■ Instruction: Each record that follows should be repeated exactly, minus any images.

-=-=-=-=-

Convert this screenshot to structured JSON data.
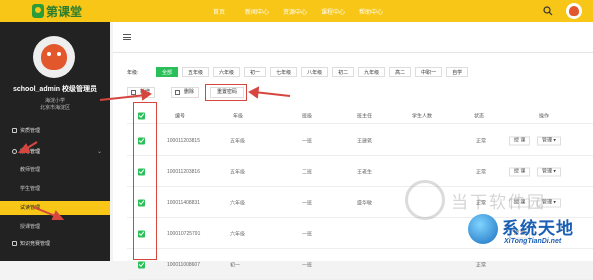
{
  "topbar": {
    "logo_text": "第课堂",
    "nav": [
      "首页",
      "新闻中心",
      "资源中心",
      "课程中心",
      "帮助中心"
    ]
  },
  "sidebar": {
    "username": "school_admin 校级管理员",
    "school": "海淀小学",
    "region": "北京市海淀区",
    "items": [
      {
        "label": "资质管理"
      },
      {
        "label": "账号管理"
      },
      {
        "label": "教师管理"
      },
      {
        "label": "学生管理"
      },
      {
        "label": "试读管理"
      },
      {
        "label": "授课管理"
      },
      {
        "label": "知识竞赛管理"
      }
    ]
  },
  "filters": {
    "grade_label": "年级:",
    "grades": [
      "全部",
      "五年级",
      "六年级",
      "初一",
      "七年级",
      "八年级",
      "初二",
      "九年级",
      "高二",
      "中职一",
      "自学"
    ]
  },
  "toolbar": {
    "add_label": "新增",
    "delete_label": "删除",
    "reset_password_label": "重置密码"
  },
  "table": {
    "headers": [
      "编号",
      "年级",
      "班级",
      "班主任",
      "学生人数",
      "状态",
      "操作"
    ],
    "rows": [
      {
        "id": "10001120381​5",
        "grade": "五年级",
        "class": "一班",
        "teacher": "王建筑",
        "count": "",
        "status": "正常"
      },
      {
        "id": "100011203816",
        "grade": "五年级",
        "class": "二班",
        "teacher": "王老生",
        "count": "",
        "status": "正常"
      },
      {
        "id": "100011408831",
        "grade": "六年级",
        "class": "一班",
        "teacher": "盛华敏",
        "count": "",
        "status": "正常"
      },
      {
        "id": "100010725791",
        "grade": "六年级",
        "class": "一班",
        "teacher": "",
        "count": "",
        "status": "正常"
      },
      {
        "id": "100011008607",
        "grade": "初一",
        "class": "一班",
        "teacher": "",
        "count": "",
        "status": "正常"
      }
    ],
    "action_teach": "授 课",
    "action_manage": "管理"
  },
  "watermarks": {
    "brand1": "当下软件园",
    "brand2": "系统天地",
    "brand2_sub": "XiTongTianDi.net"
  },
  "colors": {
    "topbar": "#f7c616",
    "sidebar": "#222222",
    "accent_green": "#2bbf5a",
    "annotation_red": "#d6463f"
  }
}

-=-=-=-=-

■ Exercise answer:
Convert this screenshot to structured JSON data.
{
  "topbar": {
    "logo_text": "第课堂",
    "nav": [
      "首页",
      "新闻中心",
      "资源中心",
      "课程中心",
      "帮助中心"
    ]
  },
  "sidebar": {
    "username": "school_admin 校级管理员",
    "school": "海淀小学",
    "region": "北京市海淀区",
    "items": [
      {
        "label": "资质管理"
      },
      {
        "label": "账号管理"
      },
      {
        "label": "教师管理"
      },
      {
        "label": "学生管理"
      },
      {
        "label": "试读管理"
      },
      {
        "label": "授课管理"
      },
      {
        "label": "知识竞赛管理"
      }
    ]
  },
  "filters": {
    "grade_label": "年级:",
    "grades": [
      "全部",
      "五年级",
      "六年级",
      "初一",
      "七年级",
      "八年级",
      "初二",
      "九年级",
      "高二",
      "中职一",
      "自学"
    ]
  },
  "toolbar": {
    "add_label": "新增",
    "delete_label": "删除",
    "reset_password_label": "重置密码"
  },
  "table": {
    "headers": [
      "编号",
      "年级",
      "班级",
      "班主任",
      "学生人数",
      "状态",
      "操作"
    ],
    "rows": [
      {
        "id": "10001120381​5",
        "grade": "五年级",
        "class": "一班",
        "teacher": "王建筑",
        "count": "",
        "status": "正常"
      },
      {
        "id": "100011203816",
        "grade": "五年级",
        "class": "二班",
        "teacher": "王老生",
        "count": "",
        "status": "正常"
      },
      {
        "id": "100011408831",
        "grade": "六年级",
        "class": "一班",
        "teacher": "盛华敏",
        "count": "",
        "status": "正常"
      },
      {
        "id": "100010725791",
        "grade": "六年级",
        "class": "一班",
        "teacher": "",
        "count": "",
        "status": "正常"
      },
      {
        "id": "100011008607",
        "grade": "初一",
        "class": "一班",
        "teacher": "",
        "count": "",
        "status": "正常"
      }
    ],
    "action_teach": "授 课",
    "action_manage": "管理"
  },
  "watermarks": {
    "brand1": "当下软件园",
    "brand2": "系统天地",
    "brand2_sub": "XiTongTianDi.net"
  },
  "colors": {
    "topbar": "#f7c616",
    "sidebar": "#222222",
    "accent_green": "#2bbf5a",
    "annotation_red": "#d6463f"
  }
}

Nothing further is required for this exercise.